DATA EXCERPTS
=-=-=-=-=

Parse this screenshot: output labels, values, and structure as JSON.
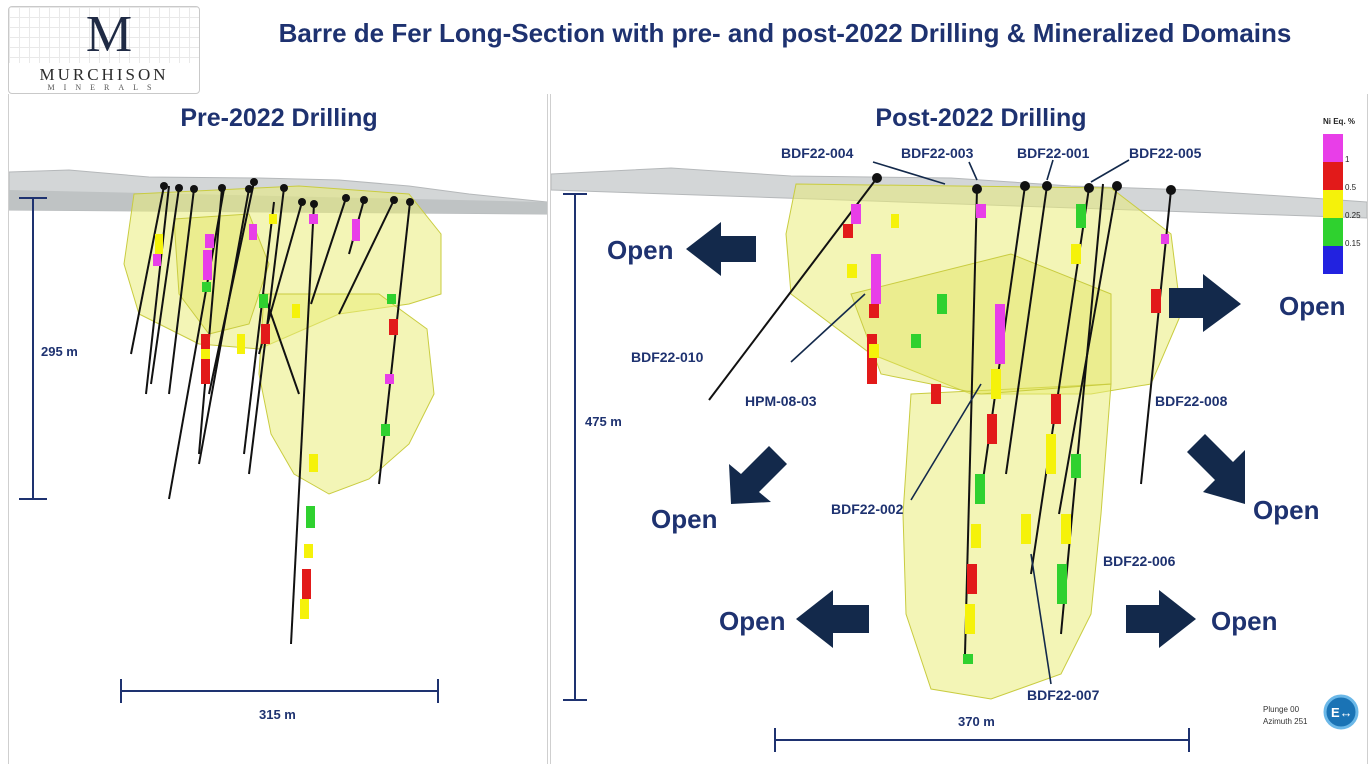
{
  "header": {
    "logo_text": "MURCHISON",
    "logo_subtext": "MINERALS",
    "title": "Barre de Fer Long-Section with pre- and post-2022 Drilling & Mineralized Domains"
  },
  "left_panel": {
    "title": "Pre-2022 Drilling",
    "vertical_scale": "295 m",
    "horizontal_scale": "315 m"
  },
  "right_panel": {
    "title": "Post-2022 Drilling",
    "vertical_scale": "475 m",
    "horizontal_scale": "370 m",
    "hole_labels": {
      "bdf22_004": "BDF22-004",
      "bdf22_003": "BDF22-003",
      "bdf22_001": "BDF22-001",
      "bdf22_005": "BDF22-005",
      "bdf22_010": "BDF22-010",
      "hpm_08_03": "HPM-08-03",
      "bdf22_002": "BDF22-002",
      "bdf22_008": "BDF22-008",
      "bdf22_006": "BDF22-006",
      "bdf22_007": "BDF22-007"
    },
    "open_label": "Open",
    "legend": {
      "title": "Ni Eq. %",
      "entries": [
        {
          "label": "1",
          "color": "#e83ee8"
        },
        {
          "label": "0.5",
          "color": "#e21a1a"
        },
        {
          "label": "0.25",
          "color": "#f5f20a"
        },
        {
          "label": "0.15",
          "color": "#2fd12f"
        },
        {
          "label": "",
          "color": "#2222e0"
        }
      ]
    },
    "plunge": "Plunge 00",
    "azimuth": "Azimuth 251",
    "badge": "E↔"
  },
  "colors": {
    "title_blue": "#1e3270",
    "arrow_navy": "#13294b",
    "domain_fill": "#eaec7a",
    "surface_grey": "#c9cccd"
  }
}
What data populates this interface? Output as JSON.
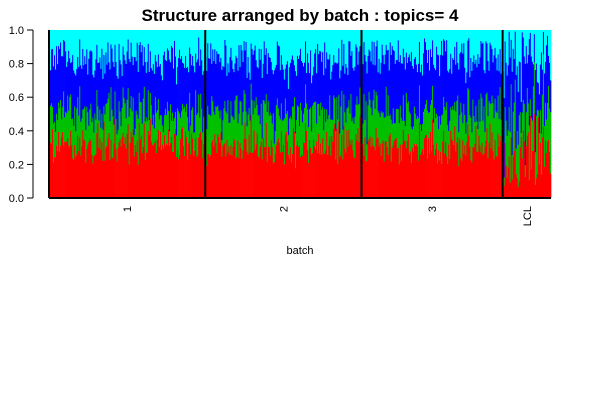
{
  "chart_data": {
    "type": "bar",
    "subtype": "stacked-structure-plot",
    "title": "Structure arranged by batch : topics= 4",
    "xlabel": "batch",
    "ylabel": "",
    "ylim": [
      0,
      1
    ],
    "y_ticks": [
      0.0,
      0.2,
      0.4,
      0.6,
      0.8,
      1.0
    ],
    "y_tick_labels": [
      "0.0",
      "0.2",
      "0.4",
      "0.6",
      "0.8",
      "1.0"
    ],
    "grid": false,
    "legend": "none",
    "groups": [
      {
        "label": "1",
        "samples": 155
      },
      {
        "label": "2",
        "samples": 155
      },
      {
        "label": "3",
        "samples": 140
      },
      {
        "label": "LCL",
        "samples": 48
      }
    ],
    "series": [
      {
        "topic": 1,
        "color": "#ff0000",
        "mean_by_group": [
          0.32,
          0.31,
          0.3,
          0.27
        ]
      },
      {
        "topic": 2,
        "color": "#00c000",
        "mean_by_group": [
          0.2,
          0.21,
          0.21,
          0.22
        ]
      },
      {
        "topic": 3,
        "color": "#0000ff",
        "mean_by_group": [
          0.31,
          0.3,
          0.32,
          0.35
        ]
      },
      {
        "topic": 4,
        "color": "#00ffff",
        "mean_by_group": [
          0.17,
          0.18,
          0.17,
          0.16
        ]
      }
    ]
  }
}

=-=-=-=-=

STATED TASK
Pull out each line holding the string "Drilling".

RESULT
    "title": "Barre de Fer Long-Section with pre- and post-2022 Drilling & Mineralized Domains"
    "title": "Pre-2022 Drilling",
    "title": "Post-2022 Drilling",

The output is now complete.